═════ SUPPLIED RECORDS

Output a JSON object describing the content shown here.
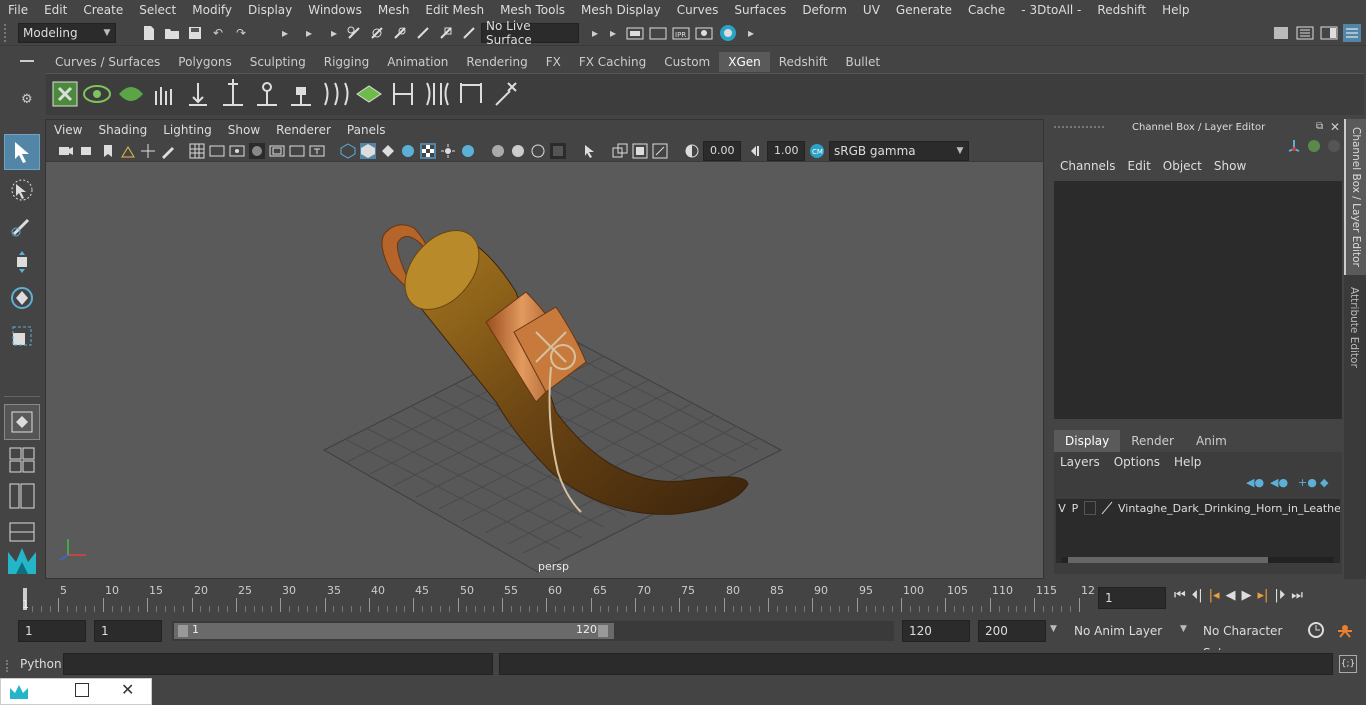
{
  "menubar": [
    "File",
    "Edit",
    "Create",
    "Select",
    "Modify",
    "Display",
    "Windows",
    "Mesh",
    "Edit Mesh",
    "Mesh Tools",
    "Mesh Display",
    "Curves",
    "Surfaces",
    "Deform",
    "UV",
    "Generate",
    "Cache",
    "- 3DtoAll -",
    "Redshift",
    "Help"
  ],
  "status": {
    "mode": "Modeling",
    "live_surface": "No Live Surface"
  },
  "shelf_tabs": [
    "Curves / Surfaces",
    "Polygons",
    "Sculpting",
    "Rigging",
    "Animation",
    "Rendering",
    "FX",
    "FX Caching",
    "Custom",
    "XGen",
    "Redshift",
    "Bullet"
  ],
  "shelf_active": "XGen",
  "viewport": {
    "menu": [
      "View",
      "Shading",
      "Lighting",
      "Show",
      "Renderer",
      "Panels"
    ],
    "exposure": "0.00",
    "gamma": "1.00",
    "colorspace": "sRGB gamma",
    "camera_label": "persp"
  },
  "channel_box": {
    "title": "Channel Box / Layer Editor",
    "menu": [
      "Channels",
      "Edit",
      "Object",
      "Show"
    ],
    "layer_tabs": [
      "Display",
      "Render",
      "Anim"
    ],
    "layer_tab_active": "Display",
    "layer_menu": [
      "Layers",
      "Options",
      "Help"
    ],
    "layer": {
      "v": "V",
      "p": "P",
      "name": "Vintaghe_Dark_Drinking_Horn_in_Leather_C"
    }
  },
  "side_tabs": [
    "Channel Box / Layer Editor",
    "Attribute Editor"
  ],
  "timeline": {
    "ticks": [
      "5",
      "10",
      "15",
      "20",
      "25",
      "30",
      "35",
      "40",
      "45",
      "50",
      "55",
      "60",
      "65",
      "70",
      "75",
      "80",
      "85",
      "90",
      "95",
      "100",
      "105",
      "110",
      "115",
      "12"
    ],
    "start_marker": "1",
    "current_frame": "1"
  },
  "range": {
    "start": "1",
    "playback_start": "1",
    "slider_start": "1",
    "slider_end": "120",
    "playback_end": "120",
    "end": "200",
    "anim_layer": "No Anim Layer",
    "char_set": "No Character Set"
  },
  "cmd": {
    "label": "Python"
  },
  "colors": {
    "accent": "#5285a6",
    "bg": "#444444",
    "viewport": "#5a5a5a",
    "horn": "#8a5a1c",
    "leather": "#b5642a"
  }
}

══════════

- **WHAT IS EXPECTED**: Omit the pictures. Output every record above word for word.

- **THE ANSWER**:
Output a JSON object describing the content shown here.
{
  "menubar": [
    "File",
    "Edit",
    "Create",
    "Select",
    "Modify",
    "Display",
    "Windows",
    "Mesh",
    "Edit Mesh",
    "Mesh Tools",
    "Mesh Display",
    "Curves",
    "Surfaces",
    "Deform",
    "UV",
    "Generate",
    "Cache",
    "- 3DtoAll -",
    "Redshift",
    "Help"
  ],
  "status": {
    "mode": "Modeling",
    "live_surface": "No Live Surface"
  },
  "shelf_tabs": [
    "Curves / Surfaces",
    "Polygons",
    "Sculpting",
    "Rigging",
    "Animation",
    "Rendering",
    "FX",
    "FX Caching",
    "Custom",
    "XGen",
    "Redshift",
    "Bullet"
  ],
  "shelf_active": "XGen",
  "viewport": {
    "menu": [
      "View",
      "Shading",
      "Lighting",
      "Show",
      "Renderer",
      "Panels"
    ],
    "exposure": "0.00",
    "gamma": "1.00",
    "colorspace": "sRGB gamma",
    "camera_label": "persp"
  },
  "channel_box": {
    "title": "Channel Box / Layer Editor",
    "menu": [
      "Channels",
      "Edit",
      "Object",
      "Show"
    ],
    "layer_tabs": [
      "Display",
      "Render",
      "Anim"
    ],
    "layer_tab_active": "Display",
    "layer_menu": [
      "Layers",
      "Options",
      "Help"
    ],
    "layer": {
      "v": "V",
      "p": "P",
      "name": "Vintaghe_Dark_Drinking_Horn_in_Leather_C"
    }
  },
  "side_tabs": [
    "Channel Box / Layer Editor",
    "Attribute Editor"
  ],
  "timeline": {
    "ticks": [
      "5",
      "10",
      "15",
      "20",
      "25",
      "30",
      "35",
      "40",
      "45",
      "50",
      "55",
      "60",
      "65",
      "70",
      "75",
      "80",
      "85",
      "90",
      "95",
      "100",
      "105",
      "110",
      "115",
      "12"
    ],
    "start_marker": "1",
    "current_frame": "1"
  },
  "range": {
    "start": "1",
    "playback_start": "1",
    "slider_start": "1",
    "slider_end": "120",
    "playback_end": "120",
    "end": "200",
    "anim_layer": "No Anim Layer",
    "char_set": "No Character Set"
  },
  "cmd": {
    "label": "Python"
  },
  "colors": {
    "accent": "#5285a6",
    "bg": "#444444",
    "viewport": "#5a5a5a",
    "horn": "#8a5a1c",
    "leather": "#b5642a"
  }
}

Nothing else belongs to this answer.